- WHAT TO DO -
Copy out each line that includes the word "роботы".

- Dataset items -
▼▼▼
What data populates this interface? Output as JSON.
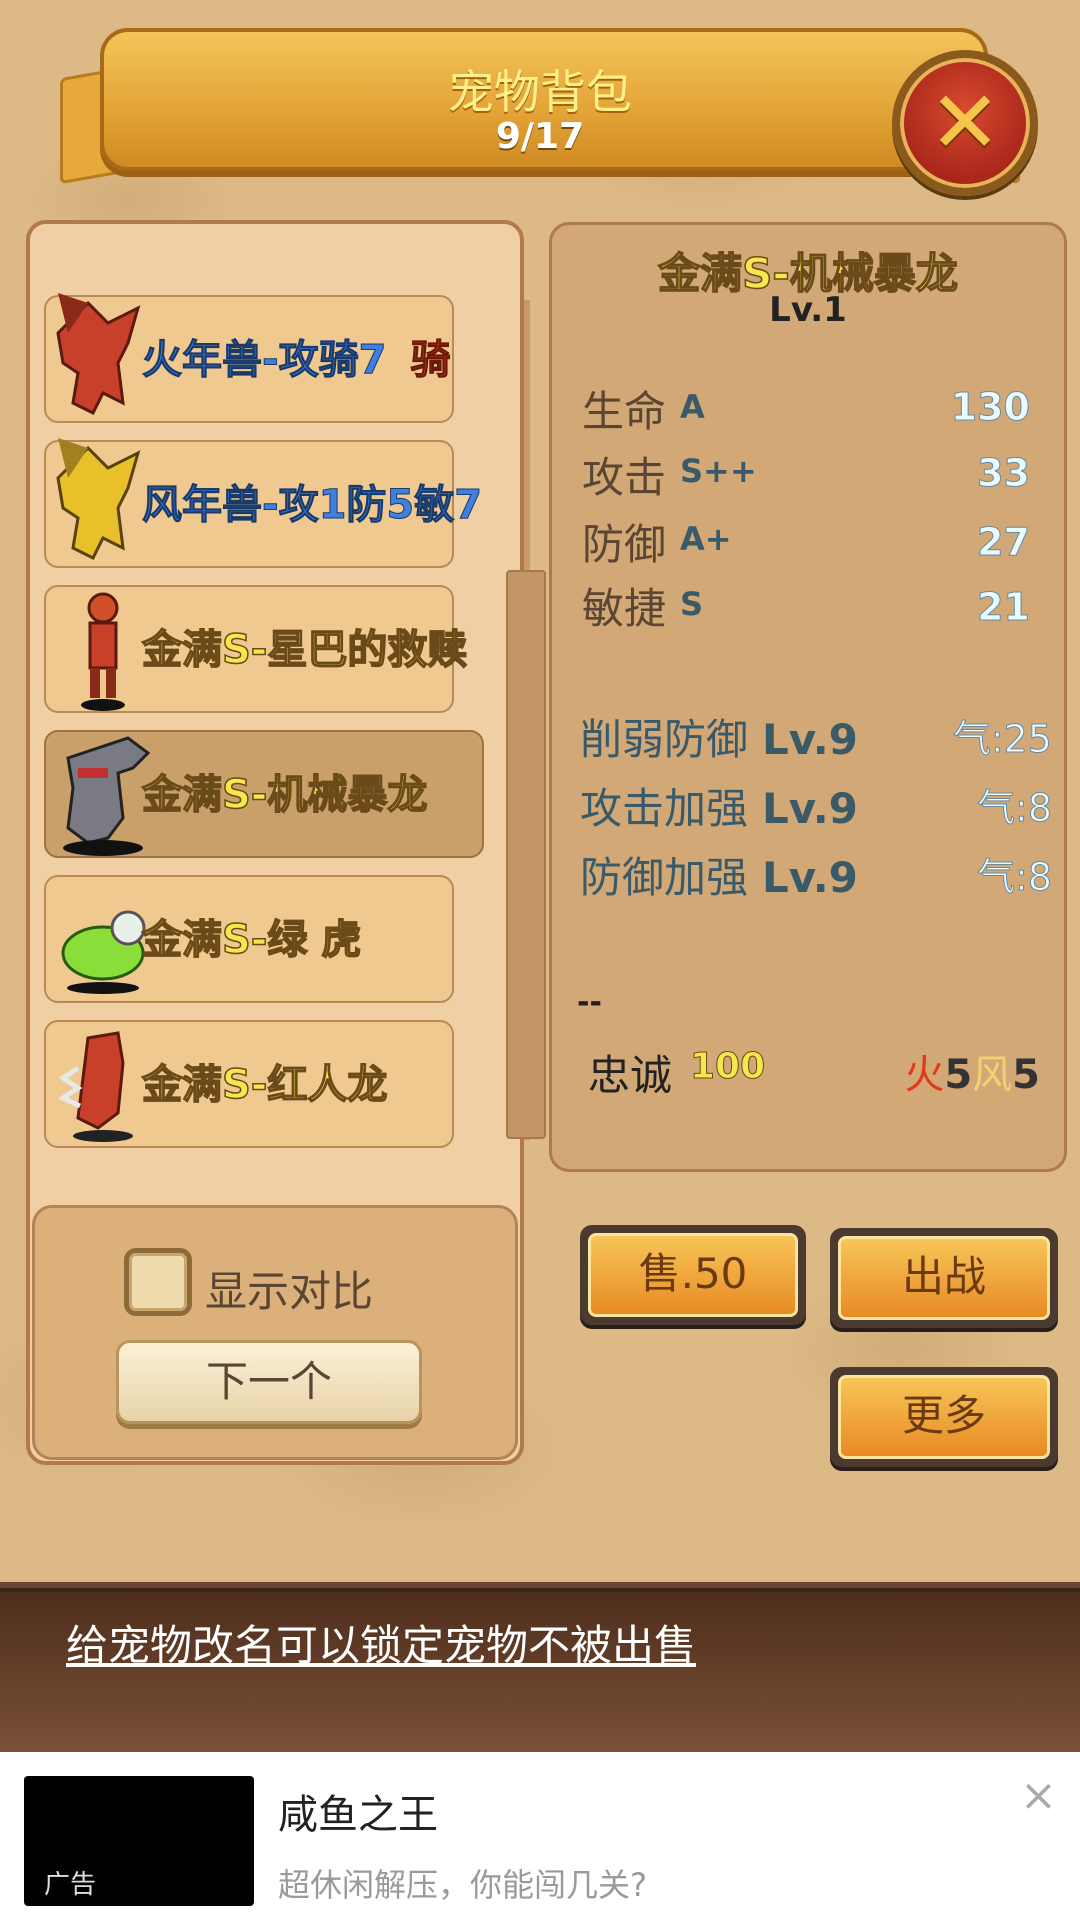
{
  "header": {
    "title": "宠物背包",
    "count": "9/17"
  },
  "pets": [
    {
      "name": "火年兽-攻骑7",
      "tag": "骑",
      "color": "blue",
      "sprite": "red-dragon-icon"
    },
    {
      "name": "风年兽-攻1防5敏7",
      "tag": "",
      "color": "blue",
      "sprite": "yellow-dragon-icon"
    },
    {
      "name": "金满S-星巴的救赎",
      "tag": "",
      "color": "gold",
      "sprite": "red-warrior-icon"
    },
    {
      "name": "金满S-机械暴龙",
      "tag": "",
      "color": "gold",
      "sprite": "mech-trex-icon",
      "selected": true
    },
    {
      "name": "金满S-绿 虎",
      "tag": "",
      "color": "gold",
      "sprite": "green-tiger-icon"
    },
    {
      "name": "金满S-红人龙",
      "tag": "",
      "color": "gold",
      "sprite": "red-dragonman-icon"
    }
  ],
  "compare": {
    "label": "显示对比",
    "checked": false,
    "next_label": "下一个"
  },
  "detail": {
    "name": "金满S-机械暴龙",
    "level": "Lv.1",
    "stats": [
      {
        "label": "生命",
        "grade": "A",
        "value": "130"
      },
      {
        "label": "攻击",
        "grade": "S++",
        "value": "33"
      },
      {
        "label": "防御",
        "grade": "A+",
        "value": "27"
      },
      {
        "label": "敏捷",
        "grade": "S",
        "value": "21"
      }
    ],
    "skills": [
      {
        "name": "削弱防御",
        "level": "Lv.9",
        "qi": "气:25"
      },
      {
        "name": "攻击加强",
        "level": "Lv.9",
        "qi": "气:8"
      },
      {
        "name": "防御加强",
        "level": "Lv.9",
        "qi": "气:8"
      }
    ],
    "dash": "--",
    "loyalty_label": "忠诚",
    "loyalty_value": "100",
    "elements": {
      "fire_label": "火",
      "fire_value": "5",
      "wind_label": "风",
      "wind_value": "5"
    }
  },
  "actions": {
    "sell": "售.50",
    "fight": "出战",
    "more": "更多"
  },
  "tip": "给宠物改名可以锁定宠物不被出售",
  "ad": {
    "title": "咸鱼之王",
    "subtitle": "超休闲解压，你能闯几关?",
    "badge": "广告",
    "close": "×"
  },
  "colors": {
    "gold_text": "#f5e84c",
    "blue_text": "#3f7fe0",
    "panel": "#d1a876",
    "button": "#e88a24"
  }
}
▲▲▲
▼▼▼
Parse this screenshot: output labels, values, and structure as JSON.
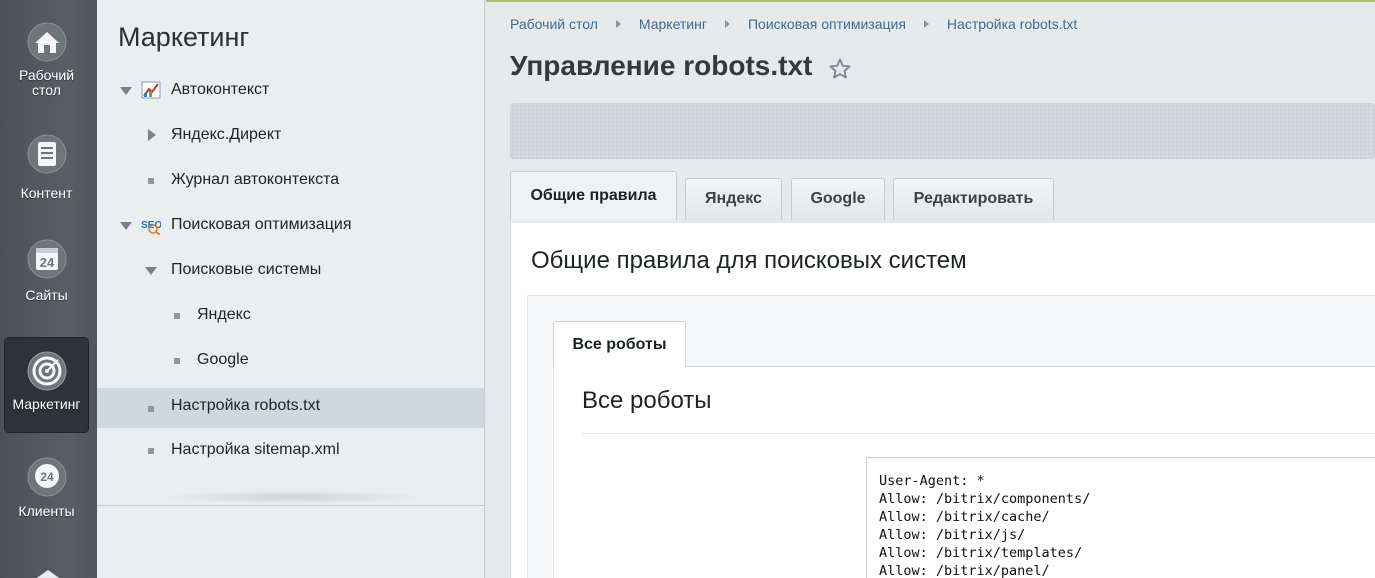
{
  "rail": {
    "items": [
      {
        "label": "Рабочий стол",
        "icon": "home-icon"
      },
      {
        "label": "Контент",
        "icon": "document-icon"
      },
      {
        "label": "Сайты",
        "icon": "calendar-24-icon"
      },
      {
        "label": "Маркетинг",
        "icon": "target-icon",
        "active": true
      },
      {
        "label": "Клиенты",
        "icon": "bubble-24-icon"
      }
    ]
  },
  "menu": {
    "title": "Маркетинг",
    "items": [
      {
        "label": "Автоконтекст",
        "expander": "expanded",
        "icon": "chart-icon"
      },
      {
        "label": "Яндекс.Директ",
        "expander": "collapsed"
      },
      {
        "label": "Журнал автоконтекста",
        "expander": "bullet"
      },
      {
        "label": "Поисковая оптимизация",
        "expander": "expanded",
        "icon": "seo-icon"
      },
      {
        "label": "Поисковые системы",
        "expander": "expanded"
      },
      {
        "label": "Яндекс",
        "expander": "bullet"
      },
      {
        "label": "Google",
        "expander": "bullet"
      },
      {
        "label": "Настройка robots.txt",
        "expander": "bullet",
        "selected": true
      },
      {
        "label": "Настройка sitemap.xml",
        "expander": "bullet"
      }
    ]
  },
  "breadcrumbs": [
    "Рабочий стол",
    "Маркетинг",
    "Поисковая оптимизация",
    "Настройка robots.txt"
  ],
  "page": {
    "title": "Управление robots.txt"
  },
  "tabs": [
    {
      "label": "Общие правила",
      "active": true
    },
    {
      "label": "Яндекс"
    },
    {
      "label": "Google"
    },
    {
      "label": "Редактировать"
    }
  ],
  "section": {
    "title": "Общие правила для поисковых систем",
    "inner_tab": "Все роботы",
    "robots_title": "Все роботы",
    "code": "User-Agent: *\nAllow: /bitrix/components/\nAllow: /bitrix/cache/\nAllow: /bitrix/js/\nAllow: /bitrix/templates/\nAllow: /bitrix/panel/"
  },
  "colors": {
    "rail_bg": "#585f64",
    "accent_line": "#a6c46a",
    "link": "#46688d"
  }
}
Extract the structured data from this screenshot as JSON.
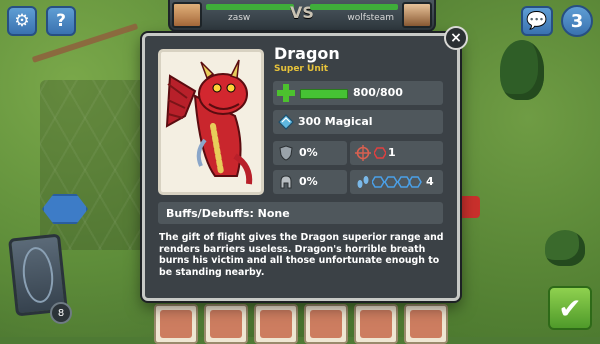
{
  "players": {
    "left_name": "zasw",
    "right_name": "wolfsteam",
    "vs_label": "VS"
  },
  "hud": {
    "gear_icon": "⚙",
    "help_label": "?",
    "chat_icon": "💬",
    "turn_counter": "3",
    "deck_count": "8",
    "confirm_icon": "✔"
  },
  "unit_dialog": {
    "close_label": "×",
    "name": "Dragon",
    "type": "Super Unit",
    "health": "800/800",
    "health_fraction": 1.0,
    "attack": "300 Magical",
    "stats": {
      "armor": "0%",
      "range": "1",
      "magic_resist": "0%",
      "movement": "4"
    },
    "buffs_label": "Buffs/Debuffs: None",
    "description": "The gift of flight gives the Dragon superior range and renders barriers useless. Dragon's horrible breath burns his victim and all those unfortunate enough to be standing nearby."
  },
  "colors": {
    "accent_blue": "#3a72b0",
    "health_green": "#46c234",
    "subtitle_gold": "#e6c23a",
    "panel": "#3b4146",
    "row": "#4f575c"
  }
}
▲▲▲
- CORRECT OUTPUT -
    "inner_tab": "Все роботы",
    "robots_title": "Все роботы",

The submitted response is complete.